• [To do]
1. From the crown lengthening notes, list the treatments named as possible additions to crown lengthening, depending on tooth position.
2. Carry the crown lengthening notes forward from the point where they end.

• [Selected text]
##############################
4. Remove height of bone to match the biological width desired. This will determine the final position of the gignival margin. The desired shape of the soft tissue must be reflected in the bone crest. This includes the zenith point. Add the desired biologic width to the preop measurements in calipers.
5. Suture the flap to the palatal gingiva
6. Refine the margins with a laser or electrosurgery.
The amount of crown lengthening that can be done is limited by the aesthetics i.e the length- width ratios (usually around 80%) and the biology of the patient.
Depending on tooth positions, you may not only be discussing crown lengthening. If the amount of gingiva to be reduced exposes the crown only with good symmetry between the inclination of teeth then the treatment plan may be crown lengthening only. However if there is significant asymmetry, orthodontics can be considered. If the crown lengthening exposure the root of the tooth you may also be considering crowns or veneers. Pre surgical planning is essential.
Bony exostoses are important as it can cause an inflection in the smile of the patient. When the patient smiles it flips over the exostoses and movs more apically than it should. after removal, it will allow the lip to rest 1-2mm lower than before.
Arranging the zenith points can mask different angulations of teeth. design the zeniths slightly to the distal of the midline to imply a mesially tipped tooth.
Use the incisal edge as the reference point to design the final gingival margin as a guide for intrasurgery measurements. Once the flap is raised, the original gingival margin will be lost and you will have no reference.
Calipers can be used before surgery to transefer the information from DSD and the CBCT to mark the gingiva at the final desired gingival margin.
Biologic width on average is 2.8mm. However averages are misleading as they match no one in particular. There is wide variation in the biologic width with different biootypes. Thick biotypes require a wider biologic width and thin biotypes require a wider margin. Therefore, thicker biotpyes require more bone removal vertically from the desired gingival margin.
Thin biotype 2-2.5mm, thick biotype >=3mm
Identifying the biotype can be done by inserting a perio probe into the gingival margin. Thin biotypes will show through the translucent gingiva. >2mm thickness will mask the metal of the probe. A probe can be used horizontally and compress the gingival margin slightly to actually measure the width of the gingiva.
##############################
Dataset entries
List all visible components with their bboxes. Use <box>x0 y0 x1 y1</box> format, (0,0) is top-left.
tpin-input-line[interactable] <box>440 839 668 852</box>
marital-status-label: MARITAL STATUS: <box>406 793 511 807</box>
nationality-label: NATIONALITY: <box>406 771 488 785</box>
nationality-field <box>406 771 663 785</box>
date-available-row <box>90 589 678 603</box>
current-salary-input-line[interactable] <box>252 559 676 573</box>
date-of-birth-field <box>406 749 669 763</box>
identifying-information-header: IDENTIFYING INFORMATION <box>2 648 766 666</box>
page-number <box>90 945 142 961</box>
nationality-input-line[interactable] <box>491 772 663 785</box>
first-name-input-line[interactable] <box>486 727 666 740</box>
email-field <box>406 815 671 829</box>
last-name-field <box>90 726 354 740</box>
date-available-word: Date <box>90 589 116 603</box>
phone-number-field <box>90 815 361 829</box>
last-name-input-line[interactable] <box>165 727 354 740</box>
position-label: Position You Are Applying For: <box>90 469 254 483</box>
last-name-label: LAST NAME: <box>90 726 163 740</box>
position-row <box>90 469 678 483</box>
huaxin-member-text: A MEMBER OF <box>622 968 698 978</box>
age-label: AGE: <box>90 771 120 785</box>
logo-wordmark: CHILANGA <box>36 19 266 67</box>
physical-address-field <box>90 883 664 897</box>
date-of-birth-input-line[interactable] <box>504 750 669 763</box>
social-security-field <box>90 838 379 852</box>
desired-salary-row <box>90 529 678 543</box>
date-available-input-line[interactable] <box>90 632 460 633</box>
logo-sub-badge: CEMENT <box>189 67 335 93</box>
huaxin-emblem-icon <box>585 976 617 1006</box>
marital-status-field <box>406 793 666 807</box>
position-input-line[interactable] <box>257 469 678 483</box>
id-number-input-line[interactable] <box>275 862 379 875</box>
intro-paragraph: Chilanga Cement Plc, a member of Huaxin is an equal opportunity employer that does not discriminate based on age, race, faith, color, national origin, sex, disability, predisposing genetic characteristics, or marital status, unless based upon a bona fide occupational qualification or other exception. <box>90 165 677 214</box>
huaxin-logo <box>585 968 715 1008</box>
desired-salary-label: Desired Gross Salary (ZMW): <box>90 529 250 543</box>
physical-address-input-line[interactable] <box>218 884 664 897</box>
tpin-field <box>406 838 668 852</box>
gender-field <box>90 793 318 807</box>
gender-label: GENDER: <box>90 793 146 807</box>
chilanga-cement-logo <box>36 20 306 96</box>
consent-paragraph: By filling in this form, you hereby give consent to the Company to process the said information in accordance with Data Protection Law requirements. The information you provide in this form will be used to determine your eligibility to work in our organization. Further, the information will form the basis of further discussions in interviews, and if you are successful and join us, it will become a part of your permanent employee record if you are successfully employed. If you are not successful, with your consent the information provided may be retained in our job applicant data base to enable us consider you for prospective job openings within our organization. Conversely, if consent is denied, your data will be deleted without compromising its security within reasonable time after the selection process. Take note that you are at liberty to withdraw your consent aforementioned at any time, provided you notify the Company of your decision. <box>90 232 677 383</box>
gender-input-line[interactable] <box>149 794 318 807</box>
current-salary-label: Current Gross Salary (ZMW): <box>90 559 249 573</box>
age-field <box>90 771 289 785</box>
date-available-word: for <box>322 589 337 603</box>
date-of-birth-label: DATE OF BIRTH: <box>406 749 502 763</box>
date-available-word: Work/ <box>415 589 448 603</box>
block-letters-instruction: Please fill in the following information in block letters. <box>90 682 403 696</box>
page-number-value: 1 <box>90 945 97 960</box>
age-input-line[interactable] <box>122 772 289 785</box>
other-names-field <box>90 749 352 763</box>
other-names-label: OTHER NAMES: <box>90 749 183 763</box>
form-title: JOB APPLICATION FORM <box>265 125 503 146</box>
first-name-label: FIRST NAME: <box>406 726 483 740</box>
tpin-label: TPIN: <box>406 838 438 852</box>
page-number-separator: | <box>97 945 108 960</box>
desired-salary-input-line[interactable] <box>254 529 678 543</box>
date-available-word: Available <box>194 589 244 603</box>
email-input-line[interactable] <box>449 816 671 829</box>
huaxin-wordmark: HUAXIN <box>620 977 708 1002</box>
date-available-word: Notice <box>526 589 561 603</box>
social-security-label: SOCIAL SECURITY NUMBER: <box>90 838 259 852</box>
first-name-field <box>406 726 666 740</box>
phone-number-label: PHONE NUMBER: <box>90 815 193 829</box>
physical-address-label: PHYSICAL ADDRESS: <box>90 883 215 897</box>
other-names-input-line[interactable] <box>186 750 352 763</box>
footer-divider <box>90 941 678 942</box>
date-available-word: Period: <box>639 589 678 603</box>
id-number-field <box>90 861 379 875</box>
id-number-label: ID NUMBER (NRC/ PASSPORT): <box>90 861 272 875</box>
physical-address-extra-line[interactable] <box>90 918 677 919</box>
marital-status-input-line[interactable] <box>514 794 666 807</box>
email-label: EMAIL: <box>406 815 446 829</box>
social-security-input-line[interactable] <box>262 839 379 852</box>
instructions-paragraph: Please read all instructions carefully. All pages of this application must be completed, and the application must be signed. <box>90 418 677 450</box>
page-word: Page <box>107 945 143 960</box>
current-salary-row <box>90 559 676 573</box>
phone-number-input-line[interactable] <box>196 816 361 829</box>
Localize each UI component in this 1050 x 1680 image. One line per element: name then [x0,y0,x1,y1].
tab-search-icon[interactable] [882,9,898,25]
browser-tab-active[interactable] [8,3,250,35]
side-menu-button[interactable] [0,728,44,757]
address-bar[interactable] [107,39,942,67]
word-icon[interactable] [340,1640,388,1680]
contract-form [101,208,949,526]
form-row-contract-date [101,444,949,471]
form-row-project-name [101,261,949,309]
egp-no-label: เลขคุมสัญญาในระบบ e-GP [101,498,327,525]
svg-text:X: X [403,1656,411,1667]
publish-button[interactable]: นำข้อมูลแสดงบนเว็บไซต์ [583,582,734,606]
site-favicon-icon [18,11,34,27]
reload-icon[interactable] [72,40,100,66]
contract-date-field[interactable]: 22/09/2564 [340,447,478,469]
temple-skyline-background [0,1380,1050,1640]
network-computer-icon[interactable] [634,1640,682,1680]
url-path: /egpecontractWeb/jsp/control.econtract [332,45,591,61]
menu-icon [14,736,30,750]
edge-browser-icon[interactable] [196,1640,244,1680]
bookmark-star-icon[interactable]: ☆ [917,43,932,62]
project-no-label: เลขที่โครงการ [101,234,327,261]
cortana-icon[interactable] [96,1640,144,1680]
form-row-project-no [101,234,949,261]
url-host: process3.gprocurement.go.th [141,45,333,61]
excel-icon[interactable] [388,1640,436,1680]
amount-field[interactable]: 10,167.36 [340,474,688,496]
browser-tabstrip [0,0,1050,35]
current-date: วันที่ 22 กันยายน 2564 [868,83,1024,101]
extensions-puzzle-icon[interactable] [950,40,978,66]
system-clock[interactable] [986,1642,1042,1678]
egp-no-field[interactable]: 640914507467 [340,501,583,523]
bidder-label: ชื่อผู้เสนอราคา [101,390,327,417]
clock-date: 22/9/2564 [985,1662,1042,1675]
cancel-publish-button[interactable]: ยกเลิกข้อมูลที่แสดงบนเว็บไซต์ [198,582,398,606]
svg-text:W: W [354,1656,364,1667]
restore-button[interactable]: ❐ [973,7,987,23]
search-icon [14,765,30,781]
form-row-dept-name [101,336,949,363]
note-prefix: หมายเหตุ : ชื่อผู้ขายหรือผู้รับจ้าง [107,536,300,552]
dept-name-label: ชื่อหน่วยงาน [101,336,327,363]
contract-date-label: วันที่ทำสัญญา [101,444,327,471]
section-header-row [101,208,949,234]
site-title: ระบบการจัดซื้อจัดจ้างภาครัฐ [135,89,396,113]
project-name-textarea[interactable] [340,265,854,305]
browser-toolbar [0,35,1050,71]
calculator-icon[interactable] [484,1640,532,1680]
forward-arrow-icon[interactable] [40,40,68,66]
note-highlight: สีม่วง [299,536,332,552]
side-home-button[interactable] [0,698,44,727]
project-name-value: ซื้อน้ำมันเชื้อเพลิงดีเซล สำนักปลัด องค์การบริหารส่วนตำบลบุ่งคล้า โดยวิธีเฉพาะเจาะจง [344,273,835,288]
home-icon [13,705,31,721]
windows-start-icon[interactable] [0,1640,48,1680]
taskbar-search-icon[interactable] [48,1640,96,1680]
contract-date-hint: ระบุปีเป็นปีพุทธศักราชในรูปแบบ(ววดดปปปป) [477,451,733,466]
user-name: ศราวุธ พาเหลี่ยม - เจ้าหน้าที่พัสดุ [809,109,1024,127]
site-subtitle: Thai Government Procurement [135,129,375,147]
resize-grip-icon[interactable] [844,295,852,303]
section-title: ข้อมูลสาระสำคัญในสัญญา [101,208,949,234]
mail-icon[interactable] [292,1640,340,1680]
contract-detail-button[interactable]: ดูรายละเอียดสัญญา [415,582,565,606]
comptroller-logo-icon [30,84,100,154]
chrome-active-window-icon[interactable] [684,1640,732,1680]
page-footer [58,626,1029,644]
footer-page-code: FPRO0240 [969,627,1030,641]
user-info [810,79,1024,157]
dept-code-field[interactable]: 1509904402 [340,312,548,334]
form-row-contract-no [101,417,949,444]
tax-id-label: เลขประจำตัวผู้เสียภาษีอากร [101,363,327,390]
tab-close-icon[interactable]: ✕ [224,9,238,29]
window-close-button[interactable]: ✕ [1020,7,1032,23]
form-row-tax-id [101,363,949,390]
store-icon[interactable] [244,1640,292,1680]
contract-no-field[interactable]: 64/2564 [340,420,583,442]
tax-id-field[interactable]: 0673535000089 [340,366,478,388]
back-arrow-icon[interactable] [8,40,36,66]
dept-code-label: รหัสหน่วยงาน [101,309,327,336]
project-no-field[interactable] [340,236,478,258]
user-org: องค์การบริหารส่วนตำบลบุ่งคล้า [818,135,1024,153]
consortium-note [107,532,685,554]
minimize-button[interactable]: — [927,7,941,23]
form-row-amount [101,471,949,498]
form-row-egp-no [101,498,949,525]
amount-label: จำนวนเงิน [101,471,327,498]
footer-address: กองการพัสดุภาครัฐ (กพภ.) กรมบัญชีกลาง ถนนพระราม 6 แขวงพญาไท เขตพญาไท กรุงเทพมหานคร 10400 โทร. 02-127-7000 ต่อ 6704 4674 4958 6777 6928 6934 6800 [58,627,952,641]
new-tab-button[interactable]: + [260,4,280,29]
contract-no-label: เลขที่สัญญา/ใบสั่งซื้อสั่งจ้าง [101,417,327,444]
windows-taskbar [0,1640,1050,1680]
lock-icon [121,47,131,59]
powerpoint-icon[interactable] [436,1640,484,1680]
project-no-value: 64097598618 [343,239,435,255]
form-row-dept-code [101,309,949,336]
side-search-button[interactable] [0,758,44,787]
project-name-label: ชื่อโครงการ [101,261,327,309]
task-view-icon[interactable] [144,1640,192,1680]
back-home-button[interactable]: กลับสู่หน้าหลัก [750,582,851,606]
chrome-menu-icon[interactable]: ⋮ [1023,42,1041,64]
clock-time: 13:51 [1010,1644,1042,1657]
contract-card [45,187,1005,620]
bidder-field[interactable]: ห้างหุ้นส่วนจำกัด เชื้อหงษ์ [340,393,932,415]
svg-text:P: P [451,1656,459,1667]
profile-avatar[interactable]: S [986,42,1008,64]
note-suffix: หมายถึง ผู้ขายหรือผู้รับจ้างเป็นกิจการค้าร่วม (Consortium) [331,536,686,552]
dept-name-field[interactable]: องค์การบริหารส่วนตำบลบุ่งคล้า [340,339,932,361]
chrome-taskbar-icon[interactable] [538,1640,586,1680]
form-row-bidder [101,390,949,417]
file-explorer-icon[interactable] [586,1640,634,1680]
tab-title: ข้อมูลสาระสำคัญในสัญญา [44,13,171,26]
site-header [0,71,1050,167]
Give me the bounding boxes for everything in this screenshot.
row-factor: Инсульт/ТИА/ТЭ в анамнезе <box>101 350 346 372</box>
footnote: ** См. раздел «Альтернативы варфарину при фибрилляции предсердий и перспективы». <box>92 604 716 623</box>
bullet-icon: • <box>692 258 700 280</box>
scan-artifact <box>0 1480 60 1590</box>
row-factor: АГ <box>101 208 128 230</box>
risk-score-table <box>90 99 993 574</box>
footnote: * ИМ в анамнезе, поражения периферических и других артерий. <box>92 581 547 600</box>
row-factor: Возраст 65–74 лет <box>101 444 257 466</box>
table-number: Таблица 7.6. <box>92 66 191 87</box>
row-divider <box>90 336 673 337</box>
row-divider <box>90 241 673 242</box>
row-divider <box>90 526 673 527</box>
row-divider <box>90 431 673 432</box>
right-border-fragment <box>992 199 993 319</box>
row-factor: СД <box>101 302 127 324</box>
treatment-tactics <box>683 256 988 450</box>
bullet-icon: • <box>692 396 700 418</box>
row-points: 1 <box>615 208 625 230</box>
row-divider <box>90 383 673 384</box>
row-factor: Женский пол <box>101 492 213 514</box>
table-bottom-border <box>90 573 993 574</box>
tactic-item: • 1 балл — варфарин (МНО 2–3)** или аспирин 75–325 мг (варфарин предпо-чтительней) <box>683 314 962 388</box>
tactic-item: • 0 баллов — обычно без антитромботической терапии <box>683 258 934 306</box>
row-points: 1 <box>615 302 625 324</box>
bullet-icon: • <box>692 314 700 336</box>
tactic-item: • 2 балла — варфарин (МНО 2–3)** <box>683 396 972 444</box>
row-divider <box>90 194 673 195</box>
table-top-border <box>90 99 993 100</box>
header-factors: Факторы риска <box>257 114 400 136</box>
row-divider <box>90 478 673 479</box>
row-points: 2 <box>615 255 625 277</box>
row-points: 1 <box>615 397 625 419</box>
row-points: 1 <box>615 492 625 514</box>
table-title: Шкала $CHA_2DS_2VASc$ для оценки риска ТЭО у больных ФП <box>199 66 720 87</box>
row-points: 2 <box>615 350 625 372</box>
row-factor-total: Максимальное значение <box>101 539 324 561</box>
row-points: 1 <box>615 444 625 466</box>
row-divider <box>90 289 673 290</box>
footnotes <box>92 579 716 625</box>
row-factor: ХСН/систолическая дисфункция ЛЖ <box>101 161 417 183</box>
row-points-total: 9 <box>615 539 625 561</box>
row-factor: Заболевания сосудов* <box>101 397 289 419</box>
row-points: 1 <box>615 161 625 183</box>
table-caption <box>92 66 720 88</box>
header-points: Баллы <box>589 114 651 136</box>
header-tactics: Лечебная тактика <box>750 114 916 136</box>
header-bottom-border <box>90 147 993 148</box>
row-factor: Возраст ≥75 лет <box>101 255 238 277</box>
##############################
• [Answers for each item]
1. Orthodontics, crowns, veneers

2.
The initial incision for the gingival margin is different for different biotypes. Thick biotypes benefit from an incision bevelled 40 degrees apically to thin out the gingival margin. a 90 degrees horizontal cut will result in a very thick margin. A thin biotype that is bevelled may necrose at the margin due to its thinness. A thin biotype will benefit from a 90 degree initial incision.
Only raise the flap coronal to the mucogingival line. This keeps the muscular attachments in place and improves post op stability. If you raise the flap too high, any muscular movements will move the flap from its final place. Keeping the muscles intact results in less swelling, bleeding, pain and more recession post operatively.
If there is insufficient height of attached gingiva to allow gingivectomy, your only option is an apically repositioned flap which does require you to raise a full flap past the mucogingival line.
General steps on gingivectomy
1. Gingivectomy to remove the excess gingiva keeping the same shape as the smile design. In thicker biotypes, it is not essential to get a perfect contour as this can be refined later with electrosurgery or laser. The gingiva will fall into place once the bone has reduced.
2. Raise a full flap
3. Adjust the contour of the bone to follow the contours of the root using a fine diamond large round in a surgical handpiece.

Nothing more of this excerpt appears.